Rows from a layout dataset

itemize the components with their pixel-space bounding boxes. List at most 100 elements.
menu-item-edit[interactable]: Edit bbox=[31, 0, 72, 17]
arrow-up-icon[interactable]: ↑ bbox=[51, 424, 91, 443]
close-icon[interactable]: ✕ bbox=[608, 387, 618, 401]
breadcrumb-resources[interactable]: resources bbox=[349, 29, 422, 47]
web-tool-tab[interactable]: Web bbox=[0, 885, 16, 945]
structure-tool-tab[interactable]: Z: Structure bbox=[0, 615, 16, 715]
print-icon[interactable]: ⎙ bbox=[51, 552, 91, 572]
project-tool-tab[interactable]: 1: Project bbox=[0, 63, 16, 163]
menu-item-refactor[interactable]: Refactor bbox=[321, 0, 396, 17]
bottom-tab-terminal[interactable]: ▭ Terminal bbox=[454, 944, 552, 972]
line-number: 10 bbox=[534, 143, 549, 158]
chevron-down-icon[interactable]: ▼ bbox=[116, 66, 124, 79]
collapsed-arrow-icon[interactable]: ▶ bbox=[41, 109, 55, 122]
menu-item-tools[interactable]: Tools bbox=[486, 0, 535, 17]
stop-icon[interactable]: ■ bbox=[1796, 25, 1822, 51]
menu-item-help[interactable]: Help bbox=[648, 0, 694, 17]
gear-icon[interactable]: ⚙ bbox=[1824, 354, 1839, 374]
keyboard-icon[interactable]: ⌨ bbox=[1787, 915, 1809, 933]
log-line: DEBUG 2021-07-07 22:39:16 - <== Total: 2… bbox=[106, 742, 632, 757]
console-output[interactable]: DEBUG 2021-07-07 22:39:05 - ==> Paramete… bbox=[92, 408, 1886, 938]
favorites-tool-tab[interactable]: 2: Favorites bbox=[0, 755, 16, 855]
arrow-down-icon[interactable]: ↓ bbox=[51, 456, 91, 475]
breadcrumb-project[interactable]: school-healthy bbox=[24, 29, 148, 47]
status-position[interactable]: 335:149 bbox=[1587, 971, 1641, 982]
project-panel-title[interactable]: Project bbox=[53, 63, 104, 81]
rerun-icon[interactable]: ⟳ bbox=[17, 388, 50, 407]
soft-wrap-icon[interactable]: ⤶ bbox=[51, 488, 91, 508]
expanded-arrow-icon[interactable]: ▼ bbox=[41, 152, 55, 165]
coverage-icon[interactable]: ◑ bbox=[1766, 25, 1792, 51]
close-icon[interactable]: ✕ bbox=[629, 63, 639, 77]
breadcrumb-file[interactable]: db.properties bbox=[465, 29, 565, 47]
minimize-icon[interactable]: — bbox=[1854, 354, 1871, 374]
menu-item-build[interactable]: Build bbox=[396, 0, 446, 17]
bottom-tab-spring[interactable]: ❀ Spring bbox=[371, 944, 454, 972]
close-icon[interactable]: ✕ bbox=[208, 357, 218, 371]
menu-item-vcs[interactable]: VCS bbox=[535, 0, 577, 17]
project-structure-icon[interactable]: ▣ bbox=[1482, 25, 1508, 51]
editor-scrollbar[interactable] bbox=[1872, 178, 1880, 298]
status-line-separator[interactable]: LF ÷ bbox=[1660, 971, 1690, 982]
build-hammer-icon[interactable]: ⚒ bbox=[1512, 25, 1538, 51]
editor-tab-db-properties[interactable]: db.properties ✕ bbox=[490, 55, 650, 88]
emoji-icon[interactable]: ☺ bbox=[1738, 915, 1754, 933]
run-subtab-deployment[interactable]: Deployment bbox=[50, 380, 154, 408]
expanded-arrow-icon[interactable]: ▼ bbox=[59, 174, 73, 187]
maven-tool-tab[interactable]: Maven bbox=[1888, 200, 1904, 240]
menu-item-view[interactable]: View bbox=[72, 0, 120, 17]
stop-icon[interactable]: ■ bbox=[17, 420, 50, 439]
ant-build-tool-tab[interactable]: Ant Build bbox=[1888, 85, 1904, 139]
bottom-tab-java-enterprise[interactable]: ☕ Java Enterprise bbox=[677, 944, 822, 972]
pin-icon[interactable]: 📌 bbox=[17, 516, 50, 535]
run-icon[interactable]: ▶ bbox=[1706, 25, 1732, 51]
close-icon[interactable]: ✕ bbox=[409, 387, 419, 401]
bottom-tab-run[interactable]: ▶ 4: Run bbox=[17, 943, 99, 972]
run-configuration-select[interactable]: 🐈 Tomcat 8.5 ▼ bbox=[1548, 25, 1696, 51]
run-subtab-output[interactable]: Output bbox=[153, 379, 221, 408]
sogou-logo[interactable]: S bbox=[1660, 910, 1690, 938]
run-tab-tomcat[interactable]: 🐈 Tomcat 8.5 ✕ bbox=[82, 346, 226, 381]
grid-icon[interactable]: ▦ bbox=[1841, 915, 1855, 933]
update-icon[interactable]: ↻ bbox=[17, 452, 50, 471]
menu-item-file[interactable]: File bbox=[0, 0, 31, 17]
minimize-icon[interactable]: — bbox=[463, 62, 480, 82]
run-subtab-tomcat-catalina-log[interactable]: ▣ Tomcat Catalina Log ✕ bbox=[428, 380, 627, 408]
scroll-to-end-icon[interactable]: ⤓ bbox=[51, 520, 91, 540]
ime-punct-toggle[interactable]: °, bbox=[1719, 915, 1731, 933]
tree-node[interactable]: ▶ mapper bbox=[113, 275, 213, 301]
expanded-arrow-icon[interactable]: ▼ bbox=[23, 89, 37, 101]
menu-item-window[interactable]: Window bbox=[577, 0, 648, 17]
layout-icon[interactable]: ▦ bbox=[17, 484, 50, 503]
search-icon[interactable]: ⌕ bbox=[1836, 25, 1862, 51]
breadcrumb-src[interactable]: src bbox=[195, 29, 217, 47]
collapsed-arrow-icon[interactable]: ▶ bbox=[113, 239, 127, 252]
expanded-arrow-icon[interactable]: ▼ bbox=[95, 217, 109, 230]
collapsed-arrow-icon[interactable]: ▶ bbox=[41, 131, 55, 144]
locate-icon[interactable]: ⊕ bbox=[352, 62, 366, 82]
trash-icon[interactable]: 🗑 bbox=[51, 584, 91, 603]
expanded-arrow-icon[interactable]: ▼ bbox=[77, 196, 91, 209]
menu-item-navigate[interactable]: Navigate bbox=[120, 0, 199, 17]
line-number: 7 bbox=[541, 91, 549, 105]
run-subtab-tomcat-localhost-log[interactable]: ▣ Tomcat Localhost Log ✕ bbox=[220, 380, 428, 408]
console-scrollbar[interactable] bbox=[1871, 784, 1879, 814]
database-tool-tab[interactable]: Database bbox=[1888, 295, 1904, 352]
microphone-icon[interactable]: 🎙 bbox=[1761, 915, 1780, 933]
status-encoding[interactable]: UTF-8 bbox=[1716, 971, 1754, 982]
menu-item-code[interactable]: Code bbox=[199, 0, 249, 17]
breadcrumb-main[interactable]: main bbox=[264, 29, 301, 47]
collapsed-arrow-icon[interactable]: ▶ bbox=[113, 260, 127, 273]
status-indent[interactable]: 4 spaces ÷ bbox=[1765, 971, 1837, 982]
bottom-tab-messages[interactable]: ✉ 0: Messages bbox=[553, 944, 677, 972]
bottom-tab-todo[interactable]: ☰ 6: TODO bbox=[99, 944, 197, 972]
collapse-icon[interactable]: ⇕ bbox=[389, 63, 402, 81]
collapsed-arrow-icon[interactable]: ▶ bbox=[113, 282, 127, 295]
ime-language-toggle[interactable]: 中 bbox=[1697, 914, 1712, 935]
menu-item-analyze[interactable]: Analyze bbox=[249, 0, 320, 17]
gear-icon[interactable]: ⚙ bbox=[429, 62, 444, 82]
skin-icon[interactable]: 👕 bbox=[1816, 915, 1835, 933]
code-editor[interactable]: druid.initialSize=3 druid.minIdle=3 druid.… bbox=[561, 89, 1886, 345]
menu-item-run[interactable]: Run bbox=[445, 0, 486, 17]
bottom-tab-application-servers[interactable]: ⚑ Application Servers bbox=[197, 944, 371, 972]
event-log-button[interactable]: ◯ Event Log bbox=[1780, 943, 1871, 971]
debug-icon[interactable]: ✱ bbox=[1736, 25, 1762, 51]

_Task directions_
Quote the items above word for word, from the first line through the line that contains "29, 422, 47]", including both ends.

_Answer_
itemize the components with their pixel-space bounding boxes. List at most 100 elements.
menu-item-edit[interactable]: Edit bbox=[31, 0, 72, 17]
arrow-up-icon[interactable]: ↑ bbox=[51, 424, 91, 443]
close-icon[interactable]: ✕ bbox=[608, 387, 618, 401]
breadcrumb-resources[interactable]: resources bbox=[349, 29, 422, 47]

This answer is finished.